# [Description of the task]
Extract all lines that hold the string "document".

# [Records from a data source]
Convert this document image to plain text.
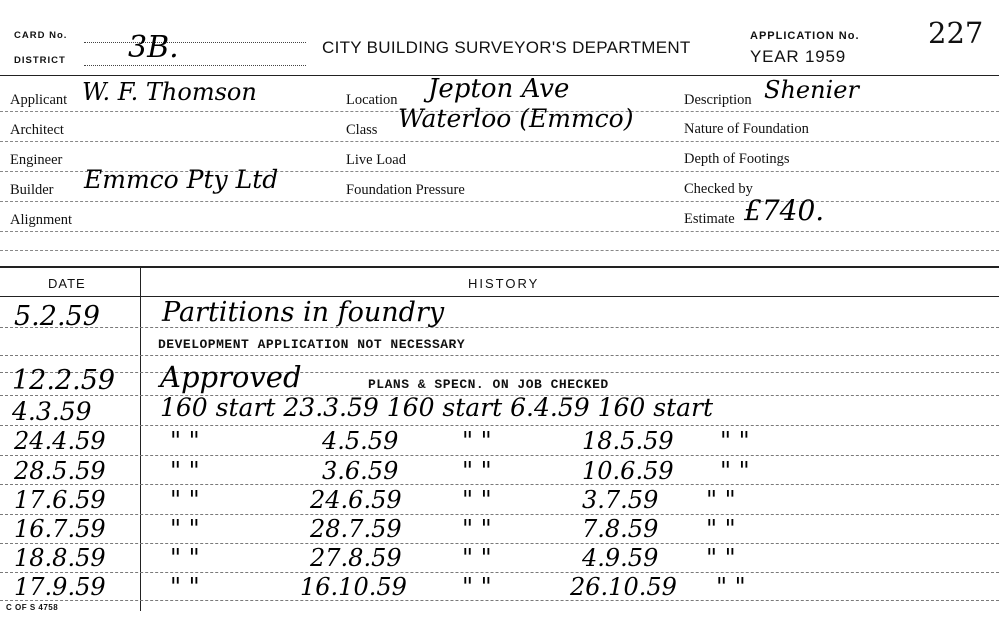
CARD No.
DISTRICT 3B.	CITY BUILDING SURVEYOR'S DEPARTMENT
APPLICATION No. 227
YEAR 1959
Applicant W. F. Thomson
Architect
Engineer
Builder Emmco Pty Ltd
Alignment
Location Jepton Ave
Class Waterloo (Emmco)
Live Load
Foundation Pressure
Description Shenier
Nature of Foundation
Depth of Footings
Checked by
Estimate £740.
DATE	HISTORY
5.2.59 Partitions in foundry
DEVELOPMENT APPLICATION NOT NECESSARY
12.2.59 Approved	PLANS & SPECN. ON JOB CHECKED
4.3.59	160 start 23.3.59 160 start 6.4.59 160 start
24.4.59	" "	4.5.59	" "	18.5.59 " "
28.5.59	" "	3.6.59	" "	10.6.59 " "
17.6.59	" "	24.6.59	" "	3.7.59 " "
16.7.59	" "	28.7.59	" "	7.8.59 " "
18.8.59	" "	27.8.59	" "	4.9.59 " "
17.9.59	" "	16.10.59 " "	26.10.59 " "
C OF S 4758
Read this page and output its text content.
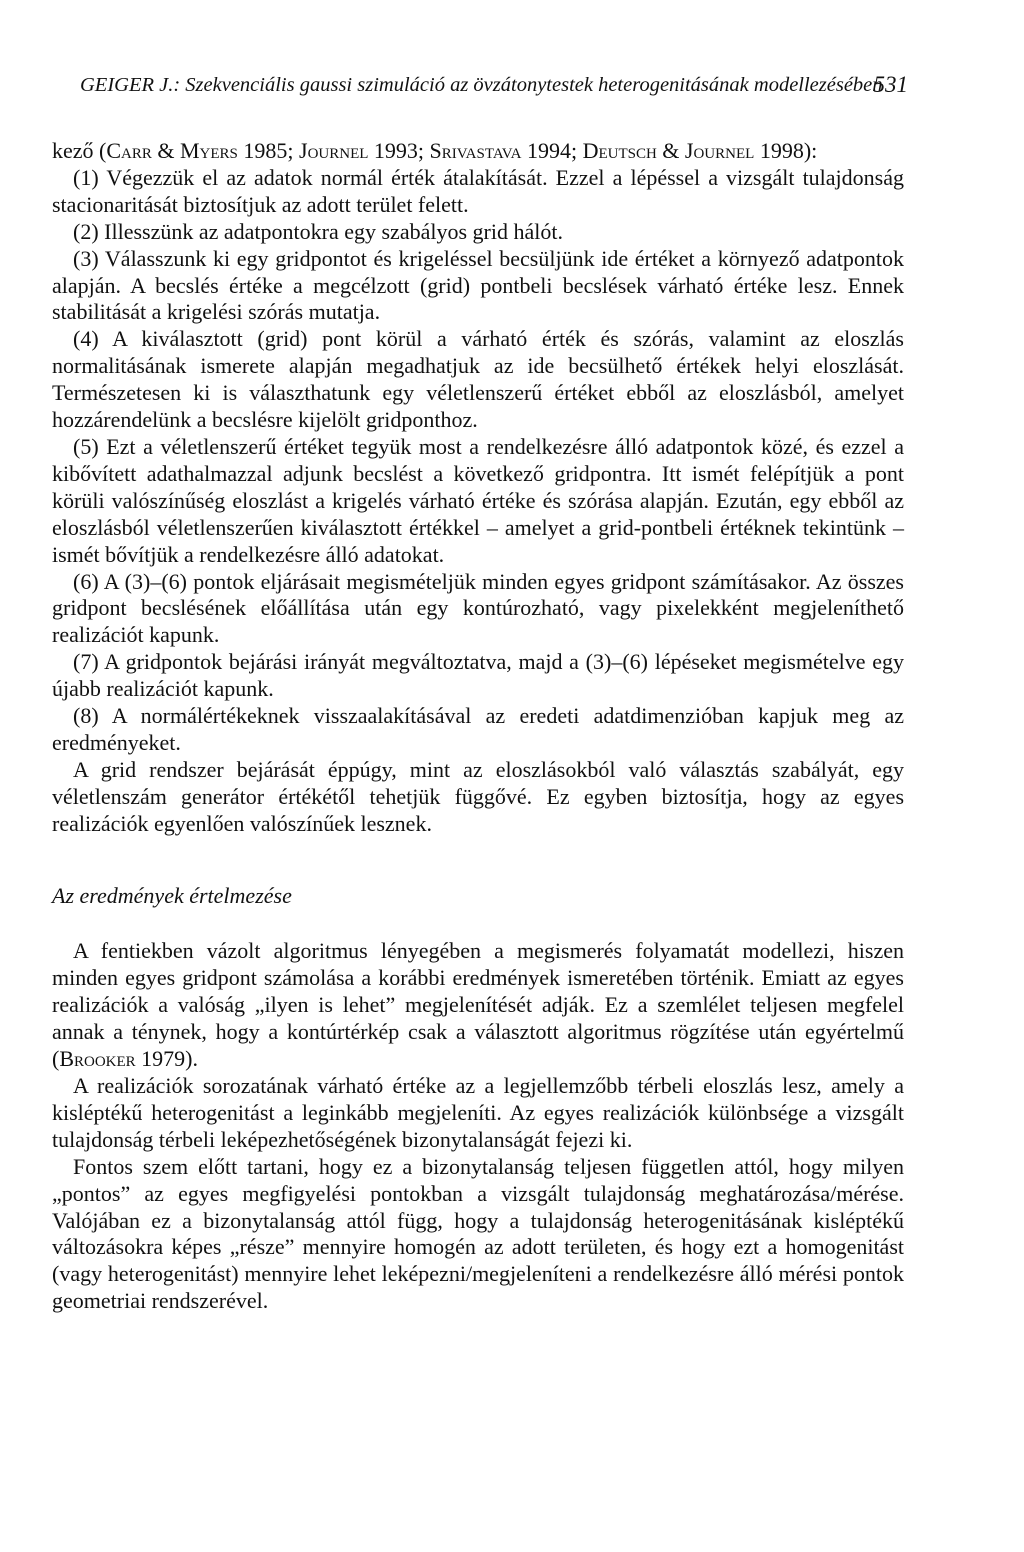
GEIGER J.: Szekvenciális gaussi szimuláció az övzátonytestek heterogenitásának modellezésében
531

kező (Carr & Myers 1985; Journel 1993; Srivastava 1994; Deutsch & Journel 1998):

(1) Végezzük el az adatok normál érték átalakítását. Ezzel a lépéssel a vizsgált tulajdonság stacionaritását biztosítjuk az adott terület felett.

(2) Illesszünk az adatpontokra egy szabályos grid hálót.

(3) Válasszunk ki egy gridpontot és krigeléssel becsüljünk ide értéket a környező adatpontok alapján. A becslés értéke a megcélzott (grid) pontbeli becslések várható értéke lesz. Ennek stabilitását a krigelési szórás mutatja.

(4) A kiválasztott (grid) pont körül a várható érték és szórás, valamint az eloszlás normalitásának ismerete alapján megadhatjuk az ide becsülhető értékek helyi eloszlását. Természetesen ki is választhatunk egy véletlenszerű értéket ebből az eloszlásból, amelyet hozzárendelünk a becslésre kijelölt gridponthoz.

(5) Ezt a véletlenszerű értéket tegyük most a rendelkezésre álló adatpontok közé, és ezzel a kibővített adathalmazzal adjunk becslést a következő gridpontra. Itt ismét felépítjük a pont körüli valószínűség eloszlást a krigelés várható értéke és szórása alapján. Ezután, egy ebből az eloszlásból véletlenszerűen kiválasztott értékkel – amelyet a grid-pontbeli értéknek tekintünk – ismét bővítjük a rendelkezésre álló adatokat.

(6) A (3)–(6) pontok eljárásait megismételjük minden egyes gridpont számításakor. Az összes gridpont becslésének előállítása után egy kontúrozható, vagy pixelekként megjeleníthető realizációt kapunk.

(7) A gridpontok bejárási irányát megváltoztatva, majd a (3)–(6) lépéseket megismételve egy újabb realizációt kapunk.

(8) A normálértékeknek visszaalakításával az eredeti adatdimenzióban kapjuk meg az eredményeket.

A grid rendszer bejárását éppúgy, mint az eloszlásokból való választás szabályát, egy véletlenszám generátor értékétől tehetjük függővé. Ez egyben biztosítja, hogy az egyes realizációk egyenlően valószínűek lesznek.

Az eredmények értelmezése

A fentiekben vázolt algoritmus lényegében a megismerés folyamatát modellezi, hiszen minden egyes gridpont számolása a korábbi eredmények ismeretében történik. Emiatt az egyes realizációk a valóság „ilyen is lehet” megjelenítését adják. Ez a szemlélet teljesen megfelel annak a ténynek, hogy a kontúrtérkép csak a választott algoritmus rögzítése után egyértelmű (Brooker 1979).

A realizációk sorozatának várható értéke az a legjellemzőbb térbeli eloszlás lesz, amely a kisléptékű heterogenitást a leginkább megjeleníti. Az egyes realizációk különbsége a vizsgált tulajdonság térbeli leképezhetőségének bizonytalanságát fejezi ki.

Fontos szem előtt tartani, hogy ez a bizonytalanság teljesen független attól, hogy milyen „pontos” az egyes megfigyelési pontokban a vizsgált tulajdonság meghatározása/mérése. Valójában ez a bizonytalanság attól függ, hogy a tulajdonság heterogenitásának kisléptékű változásokra képes „része” mennyire homogén az adott területen, és hogy ezt a homogenitást (vagy heterogenitást) mennyire lehet leképezni/megjeleníteni a rendelkezésre álló mérési pontok geometriai rendszerével.
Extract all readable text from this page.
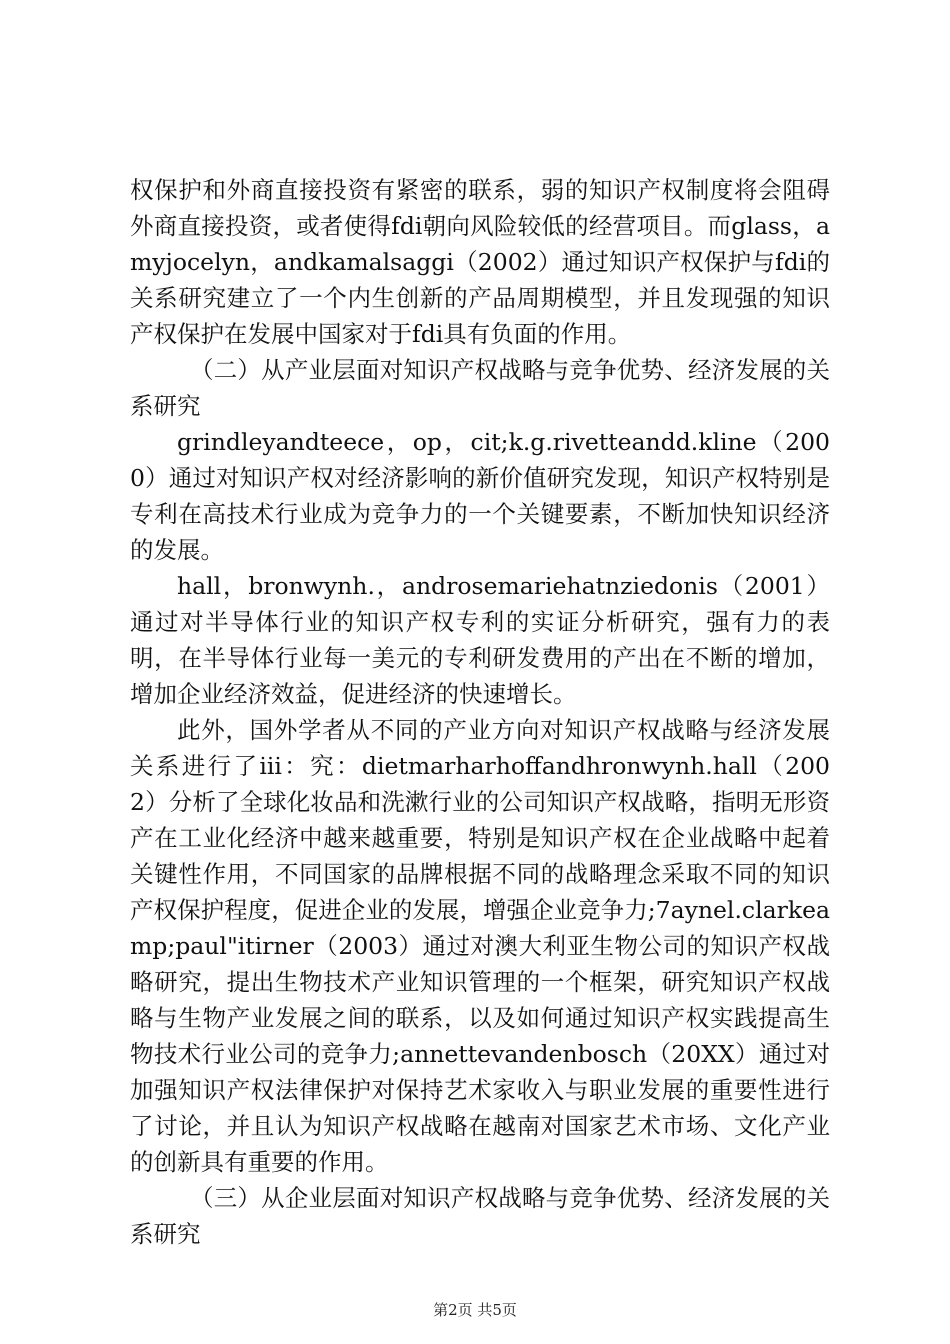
权保护和外商直接投资有紧密的联系，弱的知识产权制度将会阻碍外商直接投资，或者使得fdi朝向风险较低的经营项目。而glass，amyjocelyn，andkamalsaggi（2002）通过知识产权保护与fdi的关系研究建立了一个内生创新的产品周期模型，并且发现强的知识产权保护在发展中国家对于fdi具有负面的作用。

（二）从产业层面对知识产权战略与竞争优势、经济发展的关系研究

grindleyandteece，op，cit;k.g.rivetteandd.kline（2000）通过对知识产权对经济影响的新价值研究发现，知识产权特别是专利在高技术行业成为竞争力的一个关键要素，不断加快知识经济的发展。

hall，bronwynh.，androsemariehatnziedonis（2001）通过对半导体行业的知识产权专利的实证分析研究，强有力的表明，在半导体行业每一美元的专利研发费用的产出在不断的增加，增加企业经济效益，促进经济的快速增长。

此外，国外学者从不同的产业方向对知识产权战略与经济发展关系进行了iii：究：dietmarharhoffandhronwynh.hall（2002）分析了全球化妆品和洗漱行业的公司知识产权战略，指明无形资产在工业化经济中越来越重要，特别是知识产权在企业战略中起着关键性作用，不同国家的品牌根据不同的战略理念采取不同的知识产权保护程度，促进企业的发展，增强企业竞争力;7aynel.clarkeamp;paul"itirner（2003）通过对澳大利亚生物公司的知识产权战略研究，提出生物技术产业知识管理的一个框架，研究知识产权战略与生物产业发展之间的联系，以及如何通过知识产权实践提高生物技术行业公司的竞争力;annettevandenbosch（20XX）通过对加强知识产权法律保护对保持艺术家收入与职业发展的重要性进行了讨论，并且认为知识产权战略在越南对国家艺术市场、文化产业的创新具有重要的作用。

（三）从企业层面对知识产权战略与竞争优势、经济发展的关系研究

第2页 共5页
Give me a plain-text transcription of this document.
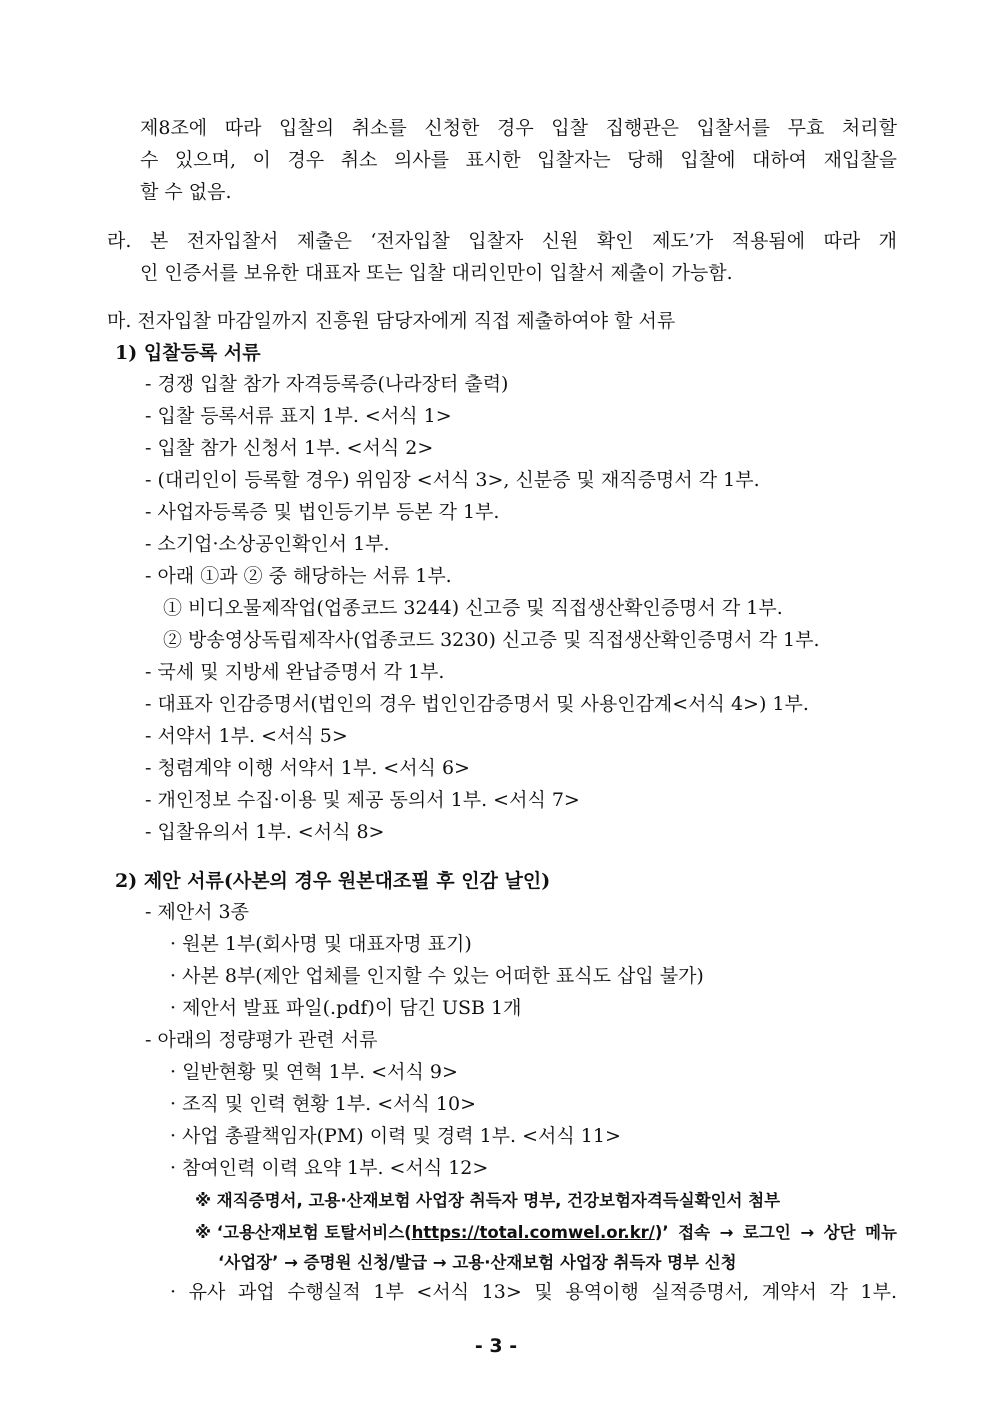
제8조에 따라 입찰의 취소를 신청한 경우 입찰 집행관은 입찰서를 무효 처리할
수 있으며, 이 경우 취소 의사를 표시한 입찰자는 당해 입찰에 대하여 재입찰을
할 수 없음.
라. 본 전자입찰서 제출은 ‘전자입찰 입찰자 신원 확인 제도’가 적용됨에 따라 개
인 인증서를 보유한 대표자 또는 입찰 대리인만이 입찰서 제출이 가능함.
마. 전자입찰 마감일까지 진흥원 담당자에게 직접 제출하여야 할 서류
1) 입찰등록 서류
- 경쟁 입찰 참가 자격등록증(나라장터 출력)
- 입찰 등록서류 표지 1부. <서식 1>
- 입찰 참가 신청서 1부. <서식 2>
- (대리인이 등록할 경우) 위임장 <서식 3>, 신분증 및 재직증명서 각 1부.
- 사업자등록증 및 법인등기부 등본 각 1부.
- 소기업·소상공인확인서 1부.
- 아래 ①과 ② 중 해당하는 서류 1부.
① 비디오물제작업(업종코드 3244) 신고증 및 직접생산확인증명서 각 1부.
② 방송영상독립제작사(업종코드 3230) 신고증 및 직접생산확인증명서 각 1부.
- 국세 및 지방세 완납증명서 각 1부.
- 대표자 인감증명서(법인의 경우 법인인감증명서 및 사용인감계<서식 4>) 1부.
- 서약서 1부. <서식 5>
- 청렴계약 이행 서약서 1부. <서식 6>
- 개인정보 수집·이용 및 제공 동의서 1부. <서식 7>
- 입찰유의서 1부. <서식 8>
2) 제안 서류(사본의 경우 원본대조필 후 인감 날인)
- 제안서 3종
· 원본 1부(회사명 및 대표자명 표기)
· 사본 8부(제안 업체를 인지할 수 있는 어떠한 표식도 삽입 불가)
· 제안서 발표 파일(.pdf)이 담긴 USB 1개
- 아래의 정량평가 관련 서류
· 일반현황 및 연혁 1부. <서식 9>
· 조직 및 인력 현황 1부. <서식 10>
· 사업 총괄책임자(PM) 이력 및 경력 1부. <서식 11>
· 참여인력 이력 요약 1부. <서식 12>
※ 재직증명서, 고용·산재보험 사업장 취득자 명부, 건강보험자격득실확인서 첨부
※ ‘고용산재보험 토탈서비스( https://total.comwel.or.kr/ )’ 접속 → 로그인 → 상단 메뉴
‘사업장’ → 증명원 신청/발급 → 고용·산재보험 사업장 취득자 명부 신청
· 유사 과업 수행실적 1부 <서식 13> 및 용역이행 실적증명서, 계약서 각 1부.
- 3 -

# [Task response]
Convert this document image to plain text.
Give me a plain-text transcription of this document.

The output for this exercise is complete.